* _TASK OBJECTIVE_
Extract all of the entries and set them down verbatim.

********************

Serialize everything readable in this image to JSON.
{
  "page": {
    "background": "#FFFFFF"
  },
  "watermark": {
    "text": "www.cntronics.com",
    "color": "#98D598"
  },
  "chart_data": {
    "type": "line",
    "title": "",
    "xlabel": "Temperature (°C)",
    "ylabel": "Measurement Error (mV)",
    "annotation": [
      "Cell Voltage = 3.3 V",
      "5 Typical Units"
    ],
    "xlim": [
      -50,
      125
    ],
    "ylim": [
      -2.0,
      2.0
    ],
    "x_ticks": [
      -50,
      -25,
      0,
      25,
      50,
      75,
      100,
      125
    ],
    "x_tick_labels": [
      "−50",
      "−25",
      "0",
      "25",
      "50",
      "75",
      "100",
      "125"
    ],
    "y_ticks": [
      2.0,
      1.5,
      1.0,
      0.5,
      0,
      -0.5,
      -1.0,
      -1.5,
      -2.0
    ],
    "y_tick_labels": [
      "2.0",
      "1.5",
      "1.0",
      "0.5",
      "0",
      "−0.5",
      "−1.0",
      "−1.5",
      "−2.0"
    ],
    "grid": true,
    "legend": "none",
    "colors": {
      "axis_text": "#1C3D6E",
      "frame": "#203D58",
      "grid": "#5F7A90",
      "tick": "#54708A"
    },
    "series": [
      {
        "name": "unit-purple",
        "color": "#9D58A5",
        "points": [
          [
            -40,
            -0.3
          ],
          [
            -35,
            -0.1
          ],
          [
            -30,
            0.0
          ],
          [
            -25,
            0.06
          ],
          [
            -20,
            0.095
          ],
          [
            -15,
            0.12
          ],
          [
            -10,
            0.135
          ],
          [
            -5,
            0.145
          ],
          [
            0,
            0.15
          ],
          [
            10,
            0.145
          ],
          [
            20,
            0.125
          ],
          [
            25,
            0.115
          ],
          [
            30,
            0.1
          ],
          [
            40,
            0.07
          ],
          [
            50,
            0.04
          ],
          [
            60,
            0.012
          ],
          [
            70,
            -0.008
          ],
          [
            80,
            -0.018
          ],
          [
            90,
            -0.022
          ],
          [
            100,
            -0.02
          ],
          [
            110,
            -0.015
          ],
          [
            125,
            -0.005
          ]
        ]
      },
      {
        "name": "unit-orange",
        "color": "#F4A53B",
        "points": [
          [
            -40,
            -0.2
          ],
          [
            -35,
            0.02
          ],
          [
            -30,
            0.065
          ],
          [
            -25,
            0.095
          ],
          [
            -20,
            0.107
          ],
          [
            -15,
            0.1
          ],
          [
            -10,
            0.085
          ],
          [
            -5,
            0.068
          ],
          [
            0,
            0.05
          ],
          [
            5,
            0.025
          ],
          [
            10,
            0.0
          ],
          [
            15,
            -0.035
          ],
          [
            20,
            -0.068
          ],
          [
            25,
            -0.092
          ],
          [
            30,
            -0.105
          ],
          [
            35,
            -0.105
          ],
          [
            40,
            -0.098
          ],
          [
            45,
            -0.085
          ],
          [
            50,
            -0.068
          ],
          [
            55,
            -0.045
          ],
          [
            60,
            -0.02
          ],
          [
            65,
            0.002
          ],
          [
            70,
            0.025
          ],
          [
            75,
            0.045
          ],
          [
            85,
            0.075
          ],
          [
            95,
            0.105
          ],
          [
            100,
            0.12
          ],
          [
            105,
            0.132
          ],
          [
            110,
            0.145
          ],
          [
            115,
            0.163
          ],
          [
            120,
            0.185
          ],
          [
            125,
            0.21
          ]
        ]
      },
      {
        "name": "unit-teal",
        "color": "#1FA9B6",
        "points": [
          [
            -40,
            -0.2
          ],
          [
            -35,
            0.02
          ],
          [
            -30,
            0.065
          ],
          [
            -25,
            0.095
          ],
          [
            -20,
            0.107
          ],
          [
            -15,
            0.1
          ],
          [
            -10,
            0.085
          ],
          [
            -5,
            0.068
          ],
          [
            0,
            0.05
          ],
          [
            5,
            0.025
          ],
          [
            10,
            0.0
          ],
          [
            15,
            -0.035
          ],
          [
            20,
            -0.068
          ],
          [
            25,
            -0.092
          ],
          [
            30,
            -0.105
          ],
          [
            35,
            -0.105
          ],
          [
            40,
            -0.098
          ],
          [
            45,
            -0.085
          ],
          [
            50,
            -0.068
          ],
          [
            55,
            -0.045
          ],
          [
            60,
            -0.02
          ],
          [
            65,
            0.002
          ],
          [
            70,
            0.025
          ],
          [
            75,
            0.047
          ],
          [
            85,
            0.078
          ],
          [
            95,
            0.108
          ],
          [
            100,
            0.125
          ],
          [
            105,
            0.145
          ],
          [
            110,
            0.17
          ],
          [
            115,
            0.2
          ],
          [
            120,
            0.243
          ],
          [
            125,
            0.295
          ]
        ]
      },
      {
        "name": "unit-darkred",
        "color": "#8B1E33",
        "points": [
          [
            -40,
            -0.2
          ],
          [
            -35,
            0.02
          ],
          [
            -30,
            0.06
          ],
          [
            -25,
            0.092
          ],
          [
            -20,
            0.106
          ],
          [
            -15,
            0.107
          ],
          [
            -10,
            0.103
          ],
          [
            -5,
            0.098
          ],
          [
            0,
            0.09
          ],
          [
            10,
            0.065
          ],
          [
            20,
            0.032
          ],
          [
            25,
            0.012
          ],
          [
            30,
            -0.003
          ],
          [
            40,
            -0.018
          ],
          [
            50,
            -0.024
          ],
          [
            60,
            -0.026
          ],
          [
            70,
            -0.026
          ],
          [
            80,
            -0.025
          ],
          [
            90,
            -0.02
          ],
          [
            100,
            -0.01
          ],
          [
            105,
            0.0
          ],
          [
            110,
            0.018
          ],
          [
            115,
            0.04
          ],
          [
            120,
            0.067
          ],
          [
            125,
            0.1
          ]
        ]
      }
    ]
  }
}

********************

* _EXERCISE OUTPUT_
Serialize everything readable in this image to JSON.
{
  "page": {
    "background": "#FFFFFF"
  },
  "watermark": {
    "text": "www.cntronics.com",
    "color": "#98D598"
  },
  "chart_data": {
    "type": "line",
    "title": "",
    "xlabel": "Temperature (°C)",
    "ylabel": "Measurement Error (mV)",
    "annotation": [
      "Cell Voltage = 3.3 V",
      "5 Typical Units"
    ],
    "xlim": [
      -50,
      125
    ],
    "ylim": [
      -2.0,
      2.0
    ],
    "x_ticks": [
      -50,
      -25,
      0,
      25,
      50,
      75,
      100,
      125
    ],
    "x_tick_labels": [
      "−50",
      "−25",
      "0",
      "25",
      "50",
      "75",
      "100",
      "125"
    ],
    "y_ticks": [
      2.0,
      1.5,
      1.0,
      0.5,
      0,
      -0.5,
      -1.0,
      -1.5,
      -2.0
    ],
    "y_tick_labels": [
      "2.0",
      "1.5",
      "1.0",
      "0.5",
      "0",
      "−0.5",
      "−1.0",
      "−1.5",
      "−2.0"
    ],
    "grid": true,
    "legend": "none",
    "colors": {
      "axis_text": "#1C3D6E",
      "frame": "#203D58",
      "grid": "#5F7A90",
      "tick": "#54708A"
    },
    "series": [
      {
        "name": "unit-purple",
        "color": "#9D58A5",
        "points": [
          [
            -40,
            -0.3
          ],
          [
            -35,
            -0.1
          ],
          [
            -30,
            0.0
          ],
          [
            -25,
            0.06
          ],
          [
            -20,
            0.095
          ],
          [
            -15,
            0.12
          ],
          [
            -10,
            0.135
          ],
          [
            -5,
            0.145
          ],
          [
            0,
            0.15
          ],
          [
            10,
            0.145
          ],
          [
            20,
            0.125
          ],
          [
            25,
            0.115
          ],
          [
            30,
            0.1
          ],
          [
            40,
            0.07
          ],
          [
            50,
            0.04
          ],
          [
            60,
            0.012
          ],
          [
            70,
            -0.008
          ],
          [
            80,
            -0.018
          ],
          [
            90,
            -0.022
          ],
          [
            100,
            -0.02
          ],
          [
            110,
            -0.015
          ],
          [
            125,
            -0.005
          ]
        ]
      },
      {
        "name": "unit-orange",
        "color": "#F4A53B",
        "points": [
          [
            -40,
            -0.2
          ],
          [
            -35,
            0.02
          ],
          [
            -30,
            0.065
          ],
          [
            -25,
            0.095
          ],
          [
            -20,
            0.107
          ],
          [
            -15,
            0.1
          ],
          [
            -10,
            0.085
          ],
          [
            -5,
            0.068
          ],
          [
            0,
            0.05
          ],
          [
            5,
            0.025
          ],
          [
            10,
            0.0
          ],
          [
            15,
            -0.035
          ],
          [
            20,
            -0.068
          ],
          [
            25,
            -0.092
          ],
          [
            30,
            -0.105
          ],
          [
            35,
            -0.105
          ],
          [
            40,
            -0.098
          ],
          [
            45,
            -0.085
          ],
          [
            50,
            -0.068
          ],
          [
            55,
            -0.045
          ],
          [
            60,
            -0.02
          ],
          [
            65,
            0.002
          ],
          [
            70,
            0.025
          ],
          [
            75,
            0.045
          ],
          [
            85,
            0.075
          ],
          [
            95,
            0.105
          ],
          [
            100,
            0.12
          ],
          [
            105,
            0.132
          ],
          [
            110,
            0.145
          ],
          [
            115,
            0.163
          ],
          [
            120,
            0.185
          ],
          [
            125,
            0.21
          ]
        ]
      },
      {
        "name": "unit-teal",
        "color": "#1FA9B6",
        "points": [
          [
            -40,
            -0.2
          ],
          [
            -35,
            0.02
          ],
          [
            -30,
            0.065
          ],
          [
            -25,
            0.095
          ],
          [
            -20,
            0.107
          ],
          [
            -15,
            0.1
          ],
          [
            -10,
            0.085
          ],
          [
            -5,
            0.068
          ],
          [
            0,
            0.05
          ],
          [
            5,
            0.025
          ],
          [
            10,
            0.0
          ],
          [
            15,
            -0.035
          ],
          [
            20,
            -0.068
          ],
          [
            25,
            -0.092
          ],
          [
            30,
            -0.105
          ],
          [
            35,
            -0.105
          ],
          [
            40,
            -0.098
          ],
          [
            45,
            -0.085
          ],
          [
            50,
            -0.068
          ],
          [
            55,
            -0.045
          ],
          [
            60,
            -0.02
          ],
          [
            65,
            0.002
          ],
          [
            70,
            0.025
          ],
          [
            75,
            0.047
          ],
          [
            85,
            0.078
          ],
          [
            95,
            0.108
          ],
          [
            100,
            0.125
          ],
          [
            105,
            0.145
          ],
          [
            110,
            0.17
          ],
          [
            115,
            0.2
          ],
          [
            120,
            0.243
          ],
          [
            125,
            0.295
          ]
        ]
      },
      {
        "name": "unit-darkred",
        "color": "#8B1E33",
        "points": [
          [
            -40,
            -0.2
          ],
          [
            -35,
            0.02
          ],
          [
            -30,
            0.06
          ],
          [
            -25,
            0.092
          ],
          [
            -20,
            0.106
          ],
          [
            -15,
            0.107
          ],
          [
            -10,
            0.103
          ],
          [
            -5,
            0.098
          ],
          [
            0,
            0.09
          ],
          [
            10,
            0.065
          ],
          [
            20,
            0.032
          ],
          [
            25,
            0.012
          ],
          [
            30,
            -0.003
          ],
          [
            40,
            -0.018
          ],
          [
            50,
            -0.024
          ],
          [
            60,
            -0.026
          ],
          [
            70,
            -0.026
          ],
          [
            80,
            -0.025
          ],
          [
            90,
            -0.02
          ],
          [
            100,
            -0.01
          ],
          [
            105,
            0.0
          ],
          [
            110,
            0.018
          ],
          [
            115,
            0.04
          ],
          [
            120,
            0.067
          ],
          [
            125,
            0.1
          ]
        ]
      }
    ]
  }
}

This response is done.